====== Exercise inputs ======

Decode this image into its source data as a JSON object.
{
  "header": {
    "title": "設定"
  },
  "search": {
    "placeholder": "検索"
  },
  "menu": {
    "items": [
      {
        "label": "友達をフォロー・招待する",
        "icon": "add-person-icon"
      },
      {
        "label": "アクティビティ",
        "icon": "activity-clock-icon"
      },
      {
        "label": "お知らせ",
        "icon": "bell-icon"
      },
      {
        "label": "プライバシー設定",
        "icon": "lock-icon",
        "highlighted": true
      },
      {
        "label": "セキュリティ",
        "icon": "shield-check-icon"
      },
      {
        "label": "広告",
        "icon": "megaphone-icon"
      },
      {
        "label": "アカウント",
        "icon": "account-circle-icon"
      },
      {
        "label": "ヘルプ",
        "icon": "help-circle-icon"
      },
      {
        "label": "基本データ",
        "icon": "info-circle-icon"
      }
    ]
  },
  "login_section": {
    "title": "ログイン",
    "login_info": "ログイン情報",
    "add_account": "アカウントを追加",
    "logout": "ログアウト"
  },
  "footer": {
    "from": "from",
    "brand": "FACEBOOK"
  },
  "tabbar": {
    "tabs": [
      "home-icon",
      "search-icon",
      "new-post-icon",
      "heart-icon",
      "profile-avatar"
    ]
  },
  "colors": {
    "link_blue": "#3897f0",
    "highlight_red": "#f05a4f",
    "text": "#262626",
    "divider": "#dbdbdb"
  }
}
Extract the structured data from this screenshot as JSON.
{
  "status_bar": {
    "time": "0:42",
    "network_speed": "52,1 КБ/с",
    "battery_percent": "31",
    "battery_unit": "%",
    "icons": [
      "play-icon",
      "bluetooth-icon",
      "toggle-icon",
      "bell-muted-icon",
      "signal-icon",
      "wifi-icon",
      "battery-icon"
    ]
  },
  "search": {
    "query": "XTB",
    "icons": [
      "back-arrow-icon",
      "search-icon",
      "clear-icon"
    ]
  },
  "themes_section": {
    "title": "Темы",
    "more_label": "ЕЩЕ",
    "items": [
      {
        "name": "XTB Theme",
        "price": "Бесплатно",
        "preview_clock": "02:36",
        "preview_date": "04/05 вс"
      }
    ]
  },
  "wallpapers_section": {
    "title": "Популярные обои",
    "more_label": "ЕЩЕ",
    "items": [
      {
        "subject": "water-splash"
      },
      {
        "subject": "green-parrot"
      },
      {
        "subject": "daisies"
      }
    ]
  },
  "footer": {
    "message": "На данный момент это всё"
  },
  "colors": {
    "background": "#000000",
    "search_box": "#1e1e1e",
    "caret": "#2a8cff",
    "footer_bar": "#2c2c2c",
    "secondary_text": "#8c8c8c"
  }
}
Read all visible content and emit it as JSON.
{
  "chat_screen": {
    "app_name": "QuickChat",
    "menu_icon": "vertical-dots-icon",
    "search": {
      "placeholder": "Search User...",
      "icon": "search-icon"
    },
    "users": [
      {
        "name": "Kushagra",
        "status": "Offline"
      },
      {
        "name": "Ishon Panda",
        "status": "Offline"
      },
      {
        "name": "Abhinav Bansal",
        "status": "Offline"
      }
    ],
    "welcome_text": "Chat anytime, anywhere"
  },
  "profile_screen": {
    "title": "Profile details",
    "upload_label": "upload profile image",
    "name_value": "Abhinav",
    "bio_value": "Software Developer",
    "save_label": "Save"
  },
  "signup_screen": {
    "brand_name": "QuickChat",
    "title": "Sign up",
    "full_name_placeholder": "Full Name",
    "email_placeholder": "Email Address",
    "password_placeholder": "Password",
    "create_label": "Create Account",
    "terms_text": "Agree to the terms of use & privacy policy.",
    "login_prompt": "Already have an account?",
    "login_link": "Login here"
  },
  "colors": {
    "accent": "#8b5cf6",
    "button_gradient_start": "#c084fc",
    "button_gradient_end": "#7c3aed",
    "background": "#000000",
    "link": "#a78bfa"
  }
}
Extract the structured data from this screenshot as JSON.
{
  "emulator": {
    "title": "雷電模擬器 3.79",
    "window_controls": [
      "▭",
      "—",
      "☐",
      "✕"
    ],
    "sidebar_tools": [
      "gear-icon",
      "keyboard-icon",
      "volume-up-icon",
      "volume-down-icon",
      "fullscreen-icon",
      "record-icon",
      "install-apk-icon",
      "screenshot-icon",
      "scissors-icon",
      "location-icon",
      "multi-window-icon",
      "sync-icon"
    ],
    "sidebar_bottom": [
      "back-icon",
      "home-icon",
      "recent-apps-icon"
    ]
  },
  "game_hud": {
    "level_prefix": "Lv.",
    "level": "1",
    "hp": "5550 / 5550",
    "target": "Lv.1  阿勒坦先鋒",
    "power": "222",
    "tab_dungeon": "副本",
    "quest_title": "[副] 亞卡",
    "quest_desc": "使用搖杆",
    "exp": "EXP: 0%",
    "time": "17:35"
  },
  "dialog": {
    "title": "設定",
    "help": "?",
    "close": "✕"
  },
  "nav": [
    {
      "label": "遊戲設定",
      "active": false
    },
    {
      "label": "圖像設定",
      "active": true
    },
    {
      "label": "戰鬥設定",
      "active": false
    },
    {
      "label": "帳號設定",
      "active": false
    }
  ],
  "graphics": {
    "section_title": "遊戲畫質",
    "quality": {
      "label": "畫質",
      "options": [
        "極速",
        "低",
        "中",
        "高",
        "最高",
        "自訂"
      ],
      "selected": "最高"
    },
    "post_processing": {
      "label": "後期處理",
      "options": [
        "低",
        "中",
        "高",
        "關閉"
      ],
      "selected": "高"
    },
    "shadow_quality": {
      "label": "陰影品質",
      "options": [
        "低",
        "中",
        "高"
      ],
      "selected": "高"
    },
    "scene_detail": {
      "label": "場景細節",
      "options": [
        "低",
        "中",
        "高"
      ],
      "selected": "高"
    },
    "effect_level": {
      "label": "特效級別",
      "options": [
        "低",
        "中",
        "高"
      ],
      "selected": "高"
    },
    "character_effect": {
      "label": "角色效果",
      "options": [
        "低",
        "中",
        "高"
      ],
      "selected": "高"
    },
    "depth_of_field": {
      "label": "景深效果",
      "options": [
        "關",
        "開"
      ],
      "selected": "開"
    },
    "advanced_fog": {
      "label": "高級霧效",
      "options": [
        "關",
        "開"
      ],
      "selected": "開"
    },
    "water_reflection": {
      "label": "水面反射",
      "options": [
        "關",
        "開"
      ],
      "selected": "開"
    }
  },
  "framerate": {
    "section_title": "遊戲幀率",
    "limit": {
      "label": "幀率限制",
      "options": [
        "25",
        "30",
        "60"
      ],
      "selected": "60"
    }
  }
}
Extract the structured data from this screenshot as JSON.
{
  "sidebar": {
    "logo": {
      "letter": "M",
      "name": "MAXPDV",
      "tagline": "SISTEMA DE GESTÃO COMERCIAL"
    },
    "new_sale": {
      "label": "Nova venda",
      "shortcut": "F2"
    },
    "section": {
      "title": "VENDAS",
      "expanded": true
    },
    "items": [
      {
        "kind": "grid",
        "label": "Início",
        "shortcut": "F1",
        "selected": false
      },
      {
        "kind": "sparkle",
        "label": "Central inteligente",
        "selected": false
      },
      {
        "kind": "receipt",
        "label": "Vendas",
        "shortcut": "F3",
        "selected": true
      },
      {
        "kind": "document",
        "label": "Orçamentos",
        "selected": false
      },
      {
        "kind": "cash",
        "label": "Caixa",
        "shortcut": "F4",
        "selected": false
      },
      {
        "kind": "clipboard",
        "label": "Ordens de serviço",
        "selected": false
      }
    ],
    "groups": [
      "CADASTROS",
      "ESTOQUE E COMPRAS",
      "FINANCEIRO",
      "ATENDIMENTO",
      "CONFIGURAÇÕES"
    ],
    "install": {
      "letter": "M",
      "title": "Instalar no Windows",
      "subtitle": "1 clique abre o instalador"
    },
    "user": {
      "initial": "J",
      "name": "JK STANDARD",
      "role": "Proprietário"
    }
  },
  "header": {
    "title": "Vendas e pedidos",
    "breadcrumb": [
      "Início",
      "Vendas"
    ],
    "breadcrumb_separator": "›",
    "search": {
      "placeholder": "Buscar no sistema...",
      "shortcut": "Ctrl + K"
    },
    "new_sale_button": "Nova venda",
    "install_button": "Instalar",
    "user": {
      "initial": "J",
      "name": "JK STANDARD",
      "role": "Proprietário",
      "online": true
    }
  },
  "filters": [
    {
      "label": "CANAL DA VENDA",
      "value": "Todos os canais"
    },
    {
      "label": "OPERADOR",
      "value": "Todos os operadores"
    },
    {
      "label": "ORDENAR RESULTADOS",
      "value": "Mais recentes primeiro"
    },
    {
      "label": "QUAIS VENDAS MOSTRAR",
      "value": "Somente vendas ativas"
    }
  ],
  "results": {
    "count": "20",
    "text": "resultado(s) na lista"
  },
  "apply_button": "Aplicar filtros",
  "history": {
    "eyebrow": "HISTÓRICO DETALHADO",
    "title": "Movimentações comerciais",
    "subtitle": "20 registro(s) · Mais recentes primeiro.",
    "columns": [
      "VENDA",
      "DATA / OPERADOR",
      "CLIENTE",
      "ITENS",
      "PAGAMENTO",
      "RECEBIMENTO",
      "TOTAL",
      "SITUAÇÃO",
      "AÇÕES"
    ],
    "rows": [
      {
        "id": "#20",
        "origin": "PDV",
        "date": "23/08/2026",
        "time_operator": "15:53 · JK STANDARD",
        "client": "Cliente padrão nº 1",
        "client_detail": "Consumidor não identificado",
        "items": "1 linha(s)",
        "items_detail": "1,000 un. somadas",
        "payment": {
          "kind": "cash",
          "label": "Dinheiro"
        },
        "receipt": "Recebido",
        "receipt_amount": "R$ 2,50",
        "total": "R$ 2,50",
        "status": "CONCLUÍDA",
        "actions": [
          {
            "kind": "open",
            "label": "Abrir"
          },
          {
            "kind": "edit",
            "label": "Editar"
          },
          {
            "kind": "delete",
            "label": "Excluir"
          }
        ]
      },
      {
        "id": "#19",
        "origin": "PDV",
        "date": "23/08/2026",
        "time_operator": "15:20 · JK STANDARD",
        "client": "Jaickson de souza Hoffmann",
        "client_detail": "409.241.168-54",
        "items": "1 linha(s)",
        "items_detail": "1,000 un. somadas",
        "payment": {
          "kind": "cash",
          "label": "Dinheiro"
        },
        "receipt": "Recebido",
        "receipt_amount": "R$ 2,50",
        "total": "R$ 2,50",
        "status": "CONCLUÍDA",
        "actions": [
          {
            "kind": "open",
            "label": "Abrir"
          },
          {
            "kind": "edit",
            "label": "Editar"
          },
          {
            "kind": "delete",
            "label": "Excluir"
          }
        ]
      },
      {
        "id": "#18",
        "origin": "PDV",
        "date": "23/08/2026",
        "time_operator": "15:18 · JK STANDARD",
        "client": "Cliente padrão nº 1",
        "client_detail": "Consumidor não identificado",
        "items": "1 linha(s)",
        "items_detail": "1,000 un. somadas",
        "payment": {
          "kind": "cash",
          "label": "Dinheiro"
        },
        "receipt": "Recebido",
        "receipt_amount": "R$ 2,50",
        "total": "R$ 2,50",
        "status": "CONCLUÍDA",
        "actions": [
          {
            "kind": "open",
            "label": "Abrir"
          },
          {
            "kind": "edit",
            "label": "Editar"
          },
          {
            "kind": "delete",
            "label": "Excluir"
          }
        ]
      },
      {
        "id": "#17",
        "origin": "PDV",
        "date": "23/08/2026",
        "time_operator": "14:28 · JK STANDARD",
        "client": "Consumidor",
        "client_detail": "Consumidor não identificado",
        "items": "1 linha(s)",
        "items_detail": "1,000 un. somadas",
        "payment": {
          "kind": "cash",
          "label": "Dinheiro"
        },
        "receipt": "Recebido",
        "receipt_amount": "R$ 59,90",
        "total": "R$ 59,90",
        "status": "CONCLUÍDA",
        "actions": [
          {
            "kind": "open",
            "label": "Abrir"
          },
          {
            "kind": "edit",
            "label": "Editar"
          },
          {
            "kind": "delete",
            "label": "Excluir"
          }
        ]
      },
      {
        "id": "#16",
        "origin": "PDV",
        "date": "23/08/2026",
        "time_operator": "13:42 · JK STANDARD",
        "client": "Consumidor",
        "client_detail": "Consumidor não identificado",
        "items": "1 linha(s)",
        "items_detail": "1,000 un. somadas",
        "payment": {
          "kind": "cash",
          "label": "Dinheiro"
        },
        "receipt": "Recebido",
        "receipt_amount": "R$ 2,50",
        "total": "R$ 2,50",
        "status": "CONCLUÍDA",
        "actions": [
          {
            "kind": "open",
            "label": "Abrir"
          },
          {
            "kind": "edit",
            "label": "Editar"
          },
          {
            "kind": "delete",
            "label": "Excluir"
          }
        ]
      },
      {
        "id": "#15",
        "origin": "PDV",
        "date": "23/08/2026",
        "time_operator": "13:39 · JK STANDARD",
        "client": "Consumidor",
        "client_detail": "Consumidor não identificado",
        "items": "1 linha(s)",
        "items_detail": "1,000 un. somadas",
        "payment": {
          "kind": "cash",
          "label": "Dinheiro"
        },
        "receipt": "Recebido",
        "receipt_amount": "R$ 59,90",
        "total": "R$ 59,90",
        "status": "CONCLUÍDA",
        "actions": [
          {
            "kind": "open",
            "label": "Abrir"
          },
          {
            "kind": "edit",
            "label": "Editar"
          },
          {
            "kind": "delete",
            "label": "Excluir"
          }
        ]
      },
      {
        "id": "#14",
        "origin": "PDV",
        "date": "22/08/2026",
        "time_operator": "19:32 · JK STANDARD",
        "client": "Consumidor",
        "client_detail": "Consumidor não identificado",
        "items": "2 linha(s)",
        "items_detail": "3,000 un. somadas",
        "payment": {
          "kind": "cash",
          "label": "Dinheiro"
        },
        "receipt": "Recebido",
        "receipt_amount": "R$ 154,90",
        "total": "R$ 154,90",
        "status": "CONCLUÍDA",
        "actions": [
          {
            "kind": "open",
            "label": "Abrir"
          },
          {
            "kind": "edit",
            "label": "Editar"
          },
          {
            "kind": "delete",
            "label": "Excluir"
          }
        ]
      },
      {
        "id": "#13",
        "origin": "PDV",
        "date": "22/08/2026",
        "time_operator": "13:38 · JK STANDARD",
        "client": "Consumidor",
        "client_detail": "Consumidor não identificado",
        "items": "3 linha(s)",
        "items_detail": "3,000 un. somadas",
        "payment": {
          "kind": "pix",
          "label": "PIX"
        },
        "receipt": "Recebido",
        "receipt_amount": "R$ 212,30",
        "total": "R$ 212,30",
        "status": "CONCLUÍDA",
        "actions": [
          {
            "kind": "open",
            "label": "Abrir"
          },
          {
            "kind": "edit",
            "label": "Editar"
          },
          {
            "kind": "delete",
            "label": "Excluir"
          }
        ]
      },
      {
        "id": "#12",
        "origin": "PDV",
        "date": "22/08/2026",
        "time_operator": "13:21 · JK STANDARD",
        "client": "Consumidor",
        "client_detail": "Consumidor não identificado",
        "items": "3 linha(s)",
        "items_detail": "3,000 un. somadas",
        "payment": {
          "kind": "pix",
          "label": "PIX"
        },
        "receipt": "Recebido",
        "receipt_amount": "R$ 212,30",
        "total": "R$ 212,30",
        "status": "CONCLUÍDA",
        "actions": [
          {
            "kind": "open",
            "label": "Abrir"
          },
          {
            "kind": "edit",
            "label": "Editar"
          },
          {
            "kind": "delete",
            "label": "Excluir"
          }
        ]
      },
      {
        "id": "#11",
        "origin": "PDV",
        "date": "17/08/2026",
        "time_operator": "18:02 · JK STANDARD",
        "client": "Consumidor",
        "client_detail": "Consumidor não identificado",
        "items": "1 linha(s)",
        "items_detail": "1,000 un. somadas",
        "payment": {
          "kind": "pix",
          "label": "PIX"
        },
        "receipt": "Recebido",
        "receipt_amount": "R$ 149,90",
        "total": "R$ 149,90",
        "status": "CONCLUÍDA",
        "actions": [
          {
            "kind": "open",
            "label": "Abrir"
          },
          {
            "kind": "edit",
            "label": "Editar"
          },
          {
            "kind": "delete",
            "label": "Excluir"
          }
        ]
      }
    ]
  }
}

======

Find the word "Todos" in the entries above and gather every line that holds it.

Result for this task:
      "value": "Todos os canais"
      "value": "Todos os operadores"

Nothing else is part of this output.